What you will do
Below are some entries; can you quote all of them exactly?
•••
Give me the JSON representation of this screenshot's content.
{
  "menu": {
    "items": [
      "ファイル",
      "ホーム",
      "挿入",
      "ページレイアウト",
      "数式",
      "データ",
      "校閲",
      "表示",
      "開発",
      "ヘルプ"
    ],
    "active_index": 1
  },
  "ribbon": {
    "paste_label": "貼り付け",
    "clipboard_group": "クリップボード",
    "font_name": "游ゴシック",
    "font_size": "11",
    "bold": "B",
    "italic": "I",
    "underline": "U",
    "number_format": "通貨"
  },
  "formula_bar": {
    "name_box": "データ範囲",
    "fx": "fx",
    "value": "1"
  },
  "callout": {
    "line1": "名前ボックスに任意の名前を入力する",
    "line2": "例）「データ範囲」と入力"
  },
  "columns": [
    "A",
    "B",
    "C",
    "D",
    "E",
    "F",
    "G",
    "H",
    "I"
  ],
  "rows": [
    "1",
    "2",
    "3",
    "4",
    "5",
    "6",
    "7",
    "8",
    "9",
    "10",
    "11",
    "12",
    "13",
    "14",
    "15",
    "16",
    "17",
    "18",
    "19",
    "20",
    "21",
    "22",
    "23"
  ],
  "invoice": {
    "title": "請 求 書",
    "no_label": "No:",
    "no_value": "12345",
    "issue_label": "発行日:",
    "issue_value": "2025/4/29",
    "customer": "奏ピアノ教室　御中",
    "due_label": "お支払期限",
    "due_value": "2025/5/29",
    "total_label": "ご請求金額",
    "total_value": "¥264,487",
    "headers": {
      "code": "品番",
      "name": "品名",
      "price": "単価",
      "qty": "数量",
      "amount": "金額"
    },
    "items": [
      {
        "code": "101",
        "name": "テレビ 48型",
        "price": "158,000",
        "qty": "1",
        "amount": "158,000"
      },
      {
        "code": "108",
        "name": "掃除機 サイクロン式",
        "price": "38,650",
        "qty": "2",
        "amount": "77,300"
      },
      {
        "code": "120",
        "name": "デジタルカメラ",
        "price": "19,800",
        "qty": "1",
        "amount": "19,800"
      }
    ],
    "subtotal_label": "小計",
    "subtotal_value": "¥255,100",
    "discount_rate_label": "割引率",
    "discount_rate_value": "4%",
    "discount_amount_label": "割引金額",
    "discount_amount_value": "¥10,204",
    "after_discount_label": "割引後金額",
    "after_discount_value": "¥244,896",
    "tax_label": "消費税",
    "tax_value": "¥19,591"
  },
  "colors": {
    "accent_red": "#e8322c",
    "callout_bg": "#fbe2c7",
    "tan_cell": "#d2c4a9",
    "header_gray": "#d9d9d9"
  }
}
•••
Final answer
Give me the JSON representation of this screenshot's content.
{
  "menu": {
    "items": [
      "ファイル",
      "ホーム",
      "挿入",
      "ページレイアウト",
      "数式",
      "データ",
      "校閲",
      "表示",
      "開発",
      "ヘルプ"
    ],
    "active_index": 1
  },
  "ribbon": {
    "paste_label": "貼り付け",
    "clipboard_group": "クリップボード",
    "font_name": "游ゴシック",
    "font_size": "11",
    "bold": "B",
    "italic": "I",
    "underline": "U",
    "number_format": "通貨"
  },
  "formula_bar": {
    "name_box": "データ範囲",
    "fx": "fx",
    "value": "1"
  },
  "callout": {
    "line1": "名前ボックスに任意の名前を入力する",
    "line2": "例）「データ範囲」と入力"
  },
  "columns": [
    "A",
    "B",
    "C",
    "D",
    "E",
    "F",
    "G",
    "H",
    "I"
  ],
  "rows": [
    "1",
    "2",
    "3",
    "4",
    "5",
    "6",
    "7",
    "8",
    "9",
    "10",
    "11",
    "12",
    "13",
    "14",
    "15",
    "16",
    "17",
    "18",
    "19",
    "20",
    "21",
    "22",
    "23"
  ],
  "invoice": {
    "title": "請 求 書",
    "no_label": "No:",
    "no_value": "12345",
    "issue_label": "発行日:",
    "issue_value": "2025/4/29",
    "customer": "奏ピアノ教室　御中",
    "due_label": "お支払期限",
    "due_value": "2025/5/29",
    "total_label": "ご請求金額",
    "total_value": "¥264,487",
    "headers": {
      "code": "品番",
      "name": "品名",
      "price": "単価",
      "qty": "数量",
      "amount": "金額"
    },
    "items": [
      {
        "code": "101",
        "name": "テレビ 48型",
        "price": "158,000",
        "qty": "1",
        "amount": "158,000"
      },
      {
        "code": "108",
        "name": "掃除機 サイクロン式",
        "price": "38,650",
        "qty": "2",
        "amount": "77,300"
      },
      {
        "code": "120",
        "name": "デジタルカメラ",
        "price": "19,800",
        "qty": "1",
        "amount": "19,800"
      }
    ],
    "subtotal_label": "小計",
    "subtotal_value": "¥255,100",
    "discount_rate_label": "割引率",
    "discount_rate_value": "4%",
    "discount_amount_label": "割引金額",
    "discount_amount_value": "¥10,204",
    "after_discount_label": "割引後金額",
    "after_discount_value": "¥244,896",
    "tax_label": "消費税",
    "tax_value": "¥19,591"
  },
  "colors": {
    "accent_red": "#e8322c",
    "callout_bg": "#fbe2c7",
    "tan_cell": "#d2c4a9",
    "header_gray": "#d9d9d9"
  }
}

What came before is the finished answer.